#### Do this
Identify and pull out each line of the entries in which "gestresst" occurs.

[START OF Supplied data]

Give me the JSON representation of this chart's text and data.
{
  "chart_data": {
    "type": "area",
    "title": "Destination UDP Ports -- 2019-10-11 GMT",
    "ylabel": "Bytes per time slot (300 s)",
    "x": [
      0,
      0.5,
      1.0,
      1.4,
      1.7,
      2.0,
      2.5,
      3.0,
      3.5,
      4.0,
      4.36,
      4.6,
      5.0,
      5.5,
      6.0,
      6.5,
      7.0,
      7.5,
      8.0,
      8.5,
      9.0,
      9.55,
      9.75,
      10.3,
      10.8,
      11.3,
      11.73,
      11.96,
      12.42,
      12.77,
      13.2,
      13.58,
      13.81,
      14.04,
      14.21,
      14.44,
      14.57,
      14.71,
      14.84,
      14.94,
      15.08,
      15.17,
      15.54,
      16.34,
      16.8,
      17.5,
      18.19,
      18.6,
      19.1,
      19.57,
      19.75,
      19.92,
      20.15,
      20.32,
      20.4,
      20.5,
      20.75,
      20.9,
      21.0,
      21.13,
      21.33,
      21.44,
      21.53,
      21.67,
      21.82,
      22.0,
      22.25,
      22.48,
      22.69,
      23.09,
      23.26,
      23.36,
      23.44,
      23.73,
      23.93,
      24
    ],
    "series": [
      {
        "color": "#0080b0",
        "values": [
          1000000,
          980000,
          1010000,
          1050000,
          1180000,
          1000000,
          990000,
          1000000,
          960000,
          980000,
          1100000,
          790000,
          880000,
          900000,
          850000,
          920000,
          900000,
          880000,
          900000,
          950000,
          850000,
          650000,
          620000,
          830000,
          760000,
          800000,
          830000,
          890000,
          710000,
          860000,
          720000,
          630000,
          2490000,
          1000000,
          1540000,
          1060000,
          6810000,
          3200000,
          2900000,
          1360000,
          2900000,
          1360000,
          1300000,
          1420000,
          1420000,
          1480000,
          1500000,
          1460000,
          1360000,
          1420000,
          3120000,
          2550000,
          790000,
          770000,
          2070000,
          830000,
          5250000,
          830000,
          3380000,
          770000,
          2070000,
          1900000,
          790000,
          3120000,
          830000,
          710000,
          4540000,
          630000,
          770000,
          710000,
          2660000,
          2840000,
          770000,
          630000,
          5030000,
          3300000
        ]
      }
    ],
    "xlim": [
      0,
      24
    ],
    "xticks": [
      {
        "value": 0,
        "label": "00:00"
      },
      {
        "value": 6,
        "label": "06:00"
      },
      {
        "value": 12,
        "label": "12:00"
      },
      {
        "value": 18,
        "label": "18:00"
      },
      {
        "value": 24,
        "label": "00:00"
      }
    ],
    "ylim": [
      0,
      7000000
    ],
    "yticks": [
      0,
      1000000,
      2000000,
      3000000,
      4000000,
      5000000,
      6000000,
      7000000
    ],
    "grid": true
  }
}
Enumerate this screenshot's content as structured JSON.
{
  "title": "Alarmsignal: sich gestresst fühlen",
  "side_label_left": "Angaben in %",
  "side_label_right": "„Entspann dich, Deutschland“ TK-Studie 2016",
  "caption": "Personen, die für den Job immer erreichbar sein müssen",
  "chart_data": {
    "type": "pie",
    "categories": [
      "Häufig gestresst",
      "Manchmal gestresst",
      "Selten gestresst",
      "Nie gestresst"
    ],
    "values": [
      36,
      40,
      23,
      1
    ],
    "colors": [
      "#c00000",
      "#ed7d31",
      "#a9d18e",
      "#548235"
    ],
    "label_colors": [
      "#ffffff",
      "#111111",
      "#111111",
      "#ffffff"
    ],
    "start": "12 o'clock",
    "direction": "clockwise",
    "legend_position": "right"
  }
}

[END OF Supplied data]

#### Written response
  "title": "Alarmsignal: sich gestresst fühlen",
      "Häufig gestresst",
      "Manchmal gestresst",
      "Selten gestresst",
      "Nie gestresst"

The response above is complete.